Problème court 1:
Dans l'extrait sur le conseil conjugal, à quoi la relation de couple est-elle comparée ?

___ Extrait de page

Plus de 130 000 couples divorcent chaque année en France. Selon vous comment votre accompagnement aide-t-il les couples à gérer au mieux les crises au quotidien ?
Je propose une écoute attentive et empathique ainsi chacun se sent entendu et compris. Le cadre d’une consultation de CCF permet de se sentir accueilli et offre un temps précieux dédié à soi et au couple. Il permet de s’exprimer en sécurité et favorise l’écoute mutuelle. Au début du couple tout semble évident, les sentiments suffisent à créer un attachement fort et sécurisant et il semble qu’il va de soi. Mais avec les années, soumis aux difficultés ou évènements de la vie, le lien peut parfois se distendre, l’équilibre peut vaciller et chacun peut s’éloigner ou entrer dans le conflit se sentant seul ou incompris.
Hors la relation c’est un peu comme entretenir un jardin, il a besoin de soins réguliers et constants : mettre de l’engrais, arracher les mauvaises herbes, tailler, fleurir...sinon il dépérit. Chacun trouvera sa propre manière de faire mais prendre un rendez-vous de Conseil Conjugal ça peut être aussi ça. S’octroyer une respiration pour renouveler son amour, se réinventer pour redonner une nouveau souffle. Nous pensons à prendre des rendez-vous de kiné quand nous avons une entorse, alors pourquoi ne pas s’offrir un temps privilégié à deux pour se réajuster si ça coince. Le cadre d’un entretien permet de repérer et accueillir nos différences, nos désaccords, comprendre nos fonctionnements, et prendre conscience des blessures du passé qui peuvent entraver la relation.

______
___ Relevés listés

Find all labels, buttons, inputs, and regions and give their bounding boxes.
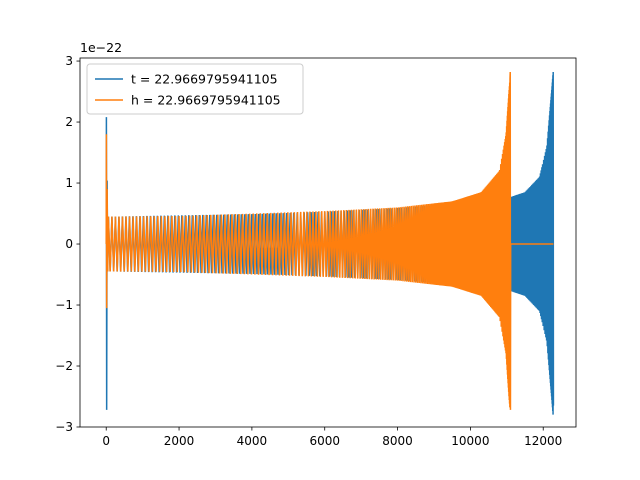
y-tick-label: 3 xyxy=(65,54,73,68)
y-tick-label: 1 xyxy=(65,176,73,190)
y-tick-label: 2 xyxy=(65,115,73,129)
x-tick-label: 8000 xyxy=(382,434,413,448)
legend-label: t = 22.9669795941105 xyxy=(131,72,278,87)
y-tick-label: −2 xyxy=(55,359,73,373)
y-tick-label: −1 xyxy=(55,298,73,312)
x-tick-label: 10000 xyxy=(451,434,489,448)
y-axis-offset-label: 1e−22 xyxy=(80,40,122,55)
series-line-h xyxy=(105,72,554,410)
plot-area xyxy=(105,72,555,415)
x-tick-label: 2000 xyxy=(164,434,195,448)
axes-frame xyxy=(79,57,577,428)
x-tick-label: 0 xyxy=(102,434,110,448)
legend-box xyxy=(86,63,304,115)
legend-label: h = 22.9669795941105 xyxy=(131,93,281,108)
x-tick-label: 12000 xyxy=(524,434,562,448)
legend: t = 22.9669795941105 h = 22.9669795941105 xyxy=(86,63,304,115)
y-tick-label: 0 xyxy=(65,237,73,251)
axes: 0 2000 4000 6000 8000 10000 12000 −3 −2 −1 0 1 2 3 xyxy=(55,54,577,448)
x-tick-label: 4000 xyxy=(237,434,268,448)
x-tick-label: 6000 xyxy=(309,434,340,448)
y-tick-label: −3 xyxy=(55,420,73,434)
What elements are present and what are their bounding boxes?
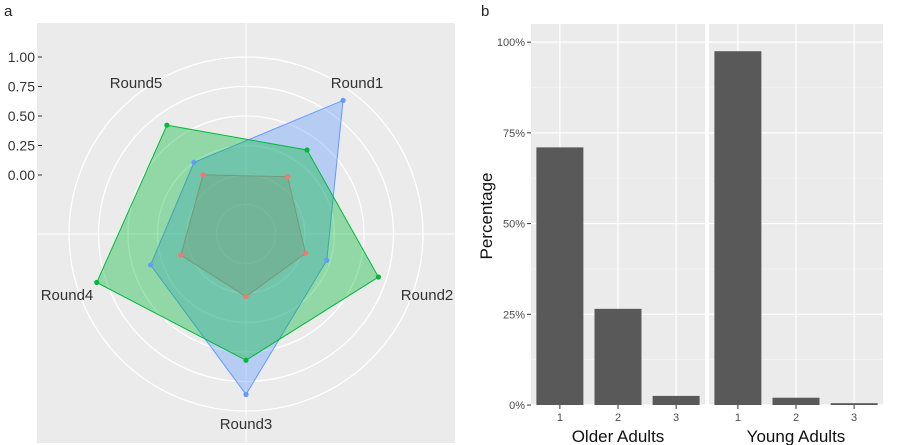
radar-point-s0-0: [285, 174, 291, 180]
radar-series: [96, 99, 380, 396]
bar-y-tick-label-1: 25%: [503, 309, 525, 321]
radar-gridline-ring-5: [68, 56, 424, 412]
radar-point-s2-4: [164, 122, 170, 128]
radar-gridline-ring-0: [215, 203, 277, 265]
radar-series-polygon-0: [180, 174, 307, 298]
bar-f1-2: [830, 403, 878, 405]
radar-tick-label-3: 0.75: [8, 79, 35, 95]
bar-f0-1: [594, 308, 642, 405]
radar-tick-label-1: 0.25: [8, 138, 35, 154]
radar-point-s0-4: [200, 172, 206, 178]
radar-axis-label-3: Round3: [220, 416, 273, 433]
bar-x-tick-label: 2: [615, 412, 621, 424]
bar-y-tick-label-2: 50%: [503, 219, 525, 231]
bar-f0-0: [536, 147, 584, 405]
radar-point-s2-2: [243, 357, 249, 363]
radar-axis-label-2: Round2: [401, 287, 454, 304]
bar-f0-2: [652, 395, 700, 405]
bar-x-tick-label: 2: [793, 412, 799, 424]
radar-tick-label-0: 0.00: [8, 167, 35, 183]
bar-x-tick-label: 3: [851, 412, 857, 424]
bar-x-tick-label: 3: [673, 412, 679, 424]
radar-series-polygon-2: [96, 124, 380, 361]
radar-tick-label-2: 0.50: [8, 108, 35, 124]
bar-chart: 1 2 3 Older Adults 1 2 3 Young Adults 0% 25% 50% 75…: [477, 24, 883, 445]
radar-gridline-ring-2: [156, 144, 336, 324]
radar-tick-labels: 0.00 0.25 0.50 0.75 1.00: [8, 49, 42, 183]
bar-f1-0: [714, 51, 762, 405]
radar-point-s2-0: [304, 147, 310, 153]
bar-f1-1: [772, 397, 820, 405]
radar-point-s1-2: [243, 391, 249, 398]
radar-gridline-ring-4: [97, 85, 395, 383]
bar-facet-title-0: Older Adults: [572, 427, 665, 445]
bar-facet-title-1: Young Adults: [747, 427, 846, 445]
radar-tick-label-4: 1.00: [8, 49, 35, 65]
radar-point-s0-1: [302, 250, 309, 256]
radar-points: [94, 97, 382, 398]
radar-gridlines: [37, 23, 455, 443]
bar-y-tick-label-0: 0%: [509, 400, 525, 412]
radar-axis-label-1: Round1: [331, 75, 384, 92]
radar-point-s2-3: [94, 279, 100, 286]
radar-axis-label-5: Round5: [110, 75, 163, 92]
bar-x-tick-label: 1: [557, 412, 563, 424]
radar-series-polygon-1: [150, 99, 344, 396]
radar-point-s1-4: [191, 159, 197, 166]
bar-y-tick-label-4: 100%: [497, 37, 525, 49]
panel-a-label: a: [4, 3, 13, 20]
panel-b-label: b: [481, 3, 489, 20]
bar-facet-0: 1 2 3 Older Adults: [531, 24, 705, 445]
radar-point-s0-2: [243, 293, 249, 300]
radar-point-s1-3: [148, 262, 154, 268]
radar-axis-labels: Round1 Round2 Round3 Round4 Round5: [41, 75, 454, 433]
radar-point-s1-1: [324, 257, 330, 263]
radar-point-s0-3: [178, 252, 184, 258]
radar-chart: 0.000.250.500.751.00 Round1Round2Round3R…: [8, 23, 455, 443]
bar-y-tick-label-3: 75%: [503, 128, 525, 140]
y-axis-title: Percentage: [477, 173, 496, 260]
radar-gridline-ring-3: [127, 115, 365, 353]
bar-facets: 1 2 3 Older Adults 1 2 3 Young Adults 0% 25% 50% 75…: [497, 24, 883, 445]
radar-axis-label-4: Round4: [41, 287, 94, 304]
bar-facet-1: 1 2 3 Young Adults: [709, 24, 883, 445]
bar-x-tick-label: 1: [735, 412, 741, 424]
radar-point-s2-1: [375, 274, 382, 280]
radar-point-s1-0: [340, 97, 346, 103]
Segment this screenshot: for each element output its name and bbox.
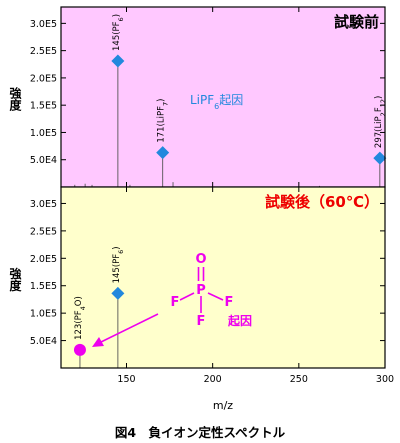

______

Problème court 2:
Reproduisez à l'identique les lignes des relevés, du début des relevés jusqu'à la ligne contenant "What elements are", incluse. Omettez les images dans votre réponse.

Réponse rédigée 1:
À l'entretien d'un jardin, qui a besoin de soins réguliers et constants.

Réponse rédigée 2:
Find all labels, buttons, inputs, and regions and give their bounding boxes.
y-tick-label: 3 xyxy=(65,54,73,68)
y-tick-label: 1 xyxy=(65,176,73,190)
y-tick-label: 2 xyxy=(65,115,73,129)
x-tick-label: 8000 xyxy=(382,434,413,448)
legend-label: t = 22.9669795941105 xyxy=(131,72,278,87)
y-tick-label: −2 xyxy=(55,359,73,373)
y-tick-label: −1 xyxy=(55,298,73,312)
x-tick-label: 10000 xyxy=(451,434,489,448)
y-axis-offset-label: 1e−22 xyxy=(80,40,122,55)
series-line-h xyxy=(105,72,554,410)
plot-area xyxy=(105,72,555,415)
x-tick-label: 2000 xyxy=(164,434,195,448)
axes-frame xyxy=(79,57,577,428)
x-tick-label: 0 xyxy=(102,434,110,448)
legend-box xyxy=(86,63,304,115)
legend-label: h = 22.9669795941105 xyxy=(131,93,281,108)
x-tick-label: 12000 xyxy=(524,434,562,448)
legend: t = 22.9669795941105 h = 22.9669795941105 xyxy=(86,63,304,115)
y-tick-label: 0 xyxy=(65,237,73,251)
axes: 0 2000 4000 6000 8000 10000 12000 −3 −2 −1 0 1 2 3 xyxy=(55,54,577,448)
x-tick-label: 4000 xyxy=(237,434,268,448)
x-tick-label: 6000 xyxy=(309,434,340,448)
y-tick-label: −3 xyxy=(55,420,73,434)
What elements are present and what are their bounding boxes?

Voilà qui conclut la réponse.